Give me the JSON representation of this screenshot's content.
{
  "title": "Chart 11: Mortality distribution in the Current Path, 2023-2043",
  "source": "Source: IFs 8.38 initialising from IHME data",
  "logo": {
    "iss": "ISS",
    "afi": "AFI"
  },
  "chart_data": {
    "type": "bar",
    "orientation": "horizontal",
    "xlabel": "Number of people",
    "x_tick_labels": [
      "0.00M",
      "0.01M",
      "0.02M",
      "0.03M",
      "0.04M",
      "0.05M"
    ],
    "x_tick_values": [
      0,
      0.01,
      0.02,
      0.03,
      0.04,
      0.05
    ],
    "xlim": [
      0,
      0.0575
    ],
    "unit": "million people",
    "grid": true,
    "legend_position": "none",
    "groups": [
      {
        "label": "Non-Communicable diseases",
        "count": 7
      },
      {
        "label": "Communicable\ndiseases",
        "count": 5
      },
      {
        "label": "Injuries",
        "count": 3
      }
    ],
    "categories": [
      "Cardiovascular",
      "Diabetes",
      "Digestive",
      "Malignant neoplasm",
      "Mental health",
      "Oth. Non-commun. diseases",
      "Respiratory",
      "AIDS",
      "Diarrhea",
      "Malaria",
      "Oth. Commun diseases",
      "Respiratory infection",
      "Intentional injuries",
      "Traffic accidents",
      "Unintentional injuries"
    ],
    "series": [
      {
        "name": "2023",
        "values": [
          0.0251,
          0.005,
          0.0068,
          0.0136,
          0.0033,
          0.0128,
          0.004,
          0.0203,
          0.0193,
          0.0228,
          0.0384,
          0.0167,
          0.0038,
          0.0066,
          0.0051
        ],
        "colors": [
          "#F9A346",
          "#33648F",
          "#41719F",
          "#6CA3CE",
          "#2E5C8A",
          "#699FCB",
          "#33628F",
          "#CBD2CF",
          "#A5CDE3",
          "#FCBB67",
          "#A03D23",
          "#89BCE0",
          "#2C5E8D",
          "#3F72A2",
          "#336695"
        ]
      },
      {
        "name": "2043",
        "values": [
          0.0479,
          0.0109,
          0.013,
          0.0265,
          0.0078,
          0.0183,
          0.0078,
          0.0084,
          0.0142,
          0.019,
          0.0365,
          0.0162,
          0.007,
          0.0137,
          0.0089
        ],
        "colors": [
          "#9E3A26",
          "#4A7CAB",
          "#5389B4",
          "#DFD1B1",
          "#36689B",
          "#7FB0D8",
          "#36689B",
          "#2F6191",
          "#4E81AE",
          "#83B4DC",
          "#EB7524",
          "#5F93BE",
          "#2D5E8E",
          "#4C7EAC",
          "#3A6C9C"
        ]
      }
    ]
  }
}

——

Repeat the listing exactly, from its first line to its last.

• **Finished task**
Give me the JSON representation of this screenshot's content.
{
  "title": "Chart 11: Mortality distribution in the Current Path, 2023-2043",
  "source": "Source: IFs 8.38 initialising from IHME data",
  "logo": {
    "iss": "ISS",
    "afi": "AFI"
  },
  "chart_data": {
    "type": "bar",
    "orientation": "horizontal",
    "xlabel": "Number of people",
    "x_tick_labels": [
      "0.00M",
      "0.01M",
      "0.02M",
      "0.03M",
      "0.04M",
      "0.05M"
    ],
    "x_tick_values": [
      0,
      0.01,
      0.02,
      0.03,
      0.04,
      0.05
    ],
    "xlim": [
      0,
      0.0575
    ],
    "unit": "million people",
    "grid": true,
    "legend_position": "none",
    "groups": [
      {
        "label": "Non-Communicable diseases",
        "count": 7
      },
      {
        "label": "Communicable\ndiseases",
        "count": 5
      },
      {
        "label": "Injuries",
        "count": 3
      }
    ],
    "categories": [
      "Cardiovascular",
      "Diabetes",
      "Digestive",
      "Malignant neoplasm",
      "Mental health",
      "Oth. Non-commun. diseases",
      "Respiratory",
      "AIDS",
      "Diarrhea",
      "Malaria",
      "Oth. Commun diseases",
      "Respiratory infection",
      "Intentional injuries",
      "Traffic accidents",
      "Unintentional injuries"
    ],
    "series": [
      {
        "name": "2023",
        "values": [
          0.0251,
          0.005,
          0.0068,
          0.0136,
          0.0033,
          0.0128,
          0.004,
          0.0203,
          0.0193,
          0.0228,
          0.0384,
          0.0167,
          0.0038,
          0.0066,
          0.0051
        ],
        "colors": [
          "#F9A346",
          "#33648F",
          "#41719F",
          "#6CA3CE",
          "#2E5C8A",
          "#699FCB",
          "#33628F",
          "#CBD2CF",
          "#A5CDE3",
          "#FCBB67",
          "#A03D23",
          "#89BCE0",
          "#2C5E8D",
          "#3F72A2",
          "#336695"
        ]
      },
      {
        "name": "2043",
        "values": [
          0.0479,
          0.0109,
          0.013,
          0.0265,
          0.0078,
          0.0183,
          0.0078,
          0.0084,
          0.0142,
          0.019,
          0.0365,
          0.0162,
          0.007,
          0.0137,
          0.0089
        ],
        "colors": [
          "#9E3A26",
          "#4A7CAB",
          "#5389B4",
          "#DFD1B1",
          "#36689B",
          "#7FB0D8",
          "#36689B",
          "#2F6191",
          "#4E81AE",
          "#83B4DC",
          "#EB7524",
          "#5F93BE",
          "#2D5E8E",
          "#4C7EAC",
          "#3A6C9C"
        ]
      }
    ]
  }
}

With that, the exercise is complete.